(Data entries for graphics)

Start

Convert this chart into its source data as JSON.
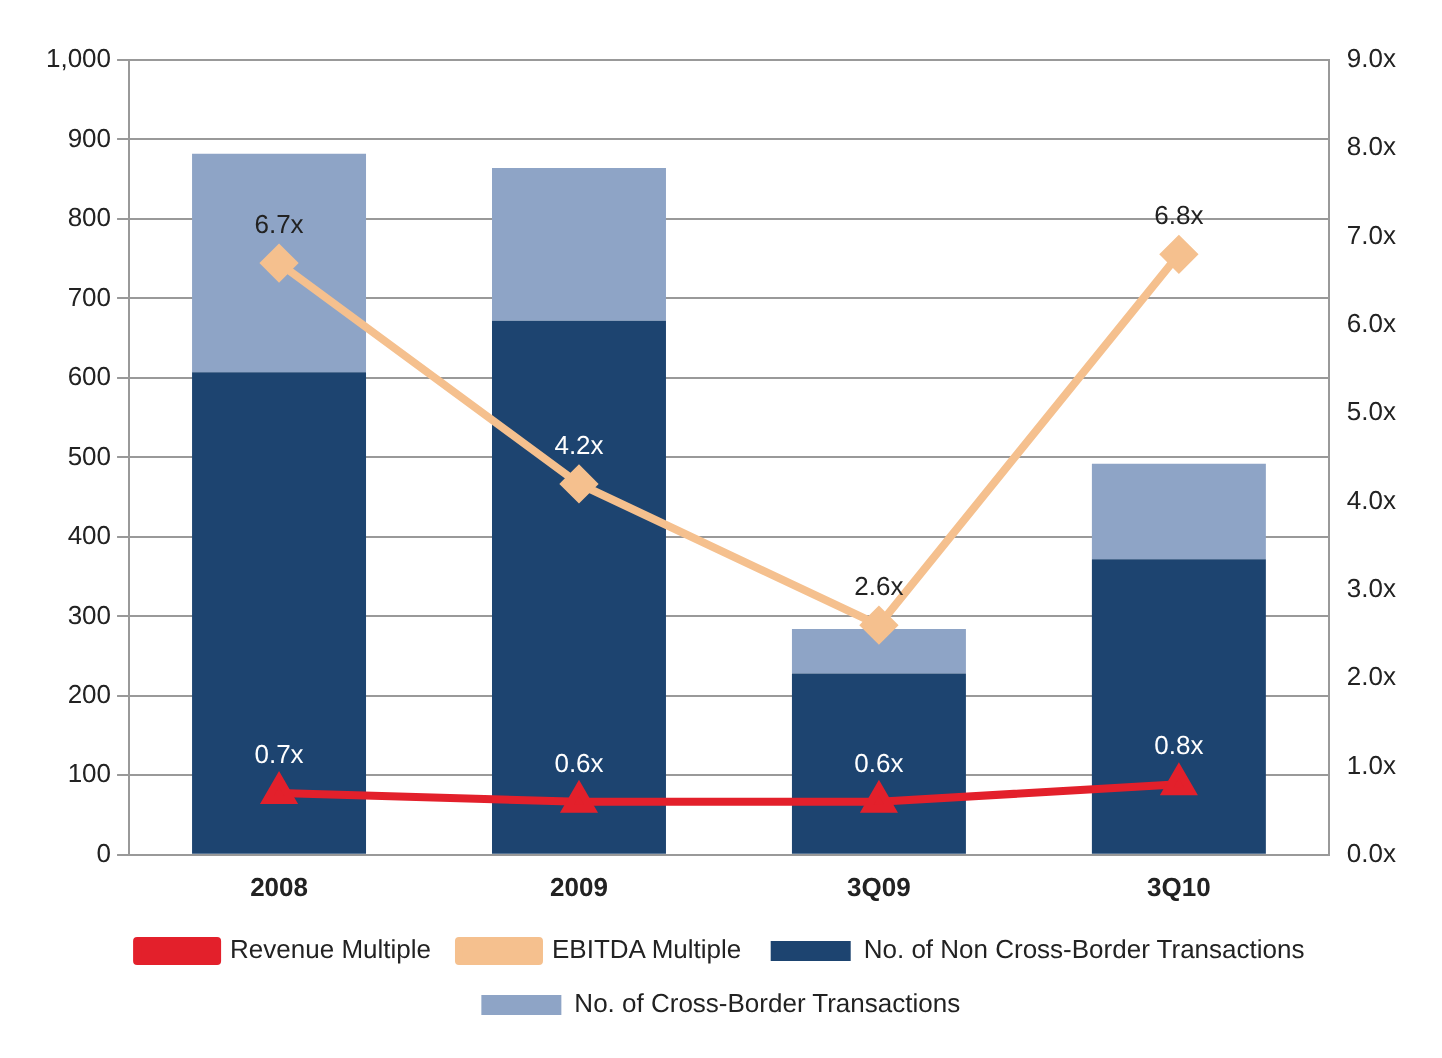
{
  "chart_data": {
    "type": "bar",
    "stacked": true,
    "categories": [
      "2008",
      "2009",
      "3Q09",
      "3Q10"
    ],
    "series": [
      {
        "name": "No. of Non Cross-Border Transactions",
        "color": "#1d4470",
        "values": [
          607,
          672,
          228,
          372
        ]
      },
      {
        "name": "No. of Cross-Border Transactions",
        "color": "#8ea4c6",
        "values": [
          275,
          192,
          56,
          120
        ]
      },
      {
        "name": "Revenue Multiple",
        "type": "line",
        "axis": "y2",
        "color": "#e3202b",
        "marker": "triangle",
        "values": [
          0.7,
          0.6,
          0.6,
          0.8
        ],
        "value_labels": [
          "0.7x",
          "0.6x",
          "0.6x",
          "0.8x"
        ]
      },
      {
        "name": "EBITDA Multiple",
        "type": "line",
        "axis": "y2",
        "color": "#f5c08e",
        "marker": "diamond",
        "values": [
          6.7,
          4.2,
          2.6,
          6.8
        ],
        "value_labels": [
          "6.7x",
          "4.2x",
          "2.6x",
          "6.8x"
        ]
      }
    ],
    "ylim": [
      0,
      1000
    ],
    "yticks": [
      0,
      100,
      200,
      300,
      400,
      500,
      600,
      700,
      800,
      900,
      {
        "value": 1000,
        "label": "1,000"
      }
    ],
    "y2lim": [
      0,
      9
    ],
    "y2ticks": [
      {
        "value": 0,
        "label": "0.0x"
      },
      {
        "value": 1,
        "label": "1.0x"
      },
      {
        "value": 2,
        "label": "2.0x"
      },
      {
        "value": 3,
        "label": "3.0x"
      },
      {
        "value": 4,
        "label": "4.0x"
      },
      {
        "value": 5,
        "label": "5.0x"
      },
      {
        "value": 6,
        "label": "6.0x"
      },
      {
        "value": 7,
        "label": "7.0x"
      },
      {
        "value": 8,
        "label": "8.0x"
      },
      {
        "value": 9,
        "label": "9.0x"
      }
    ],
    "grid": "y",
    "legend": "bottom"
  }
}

End

◆ Given exercise ◆
Lines that hold "color" are the ones to copy; find all of them.

◆ Completed task ◆
        "color": "#1d4470",
        "color": "#8ea4c6",
        "color": "#e3202b",
        "color": "#f5c08e",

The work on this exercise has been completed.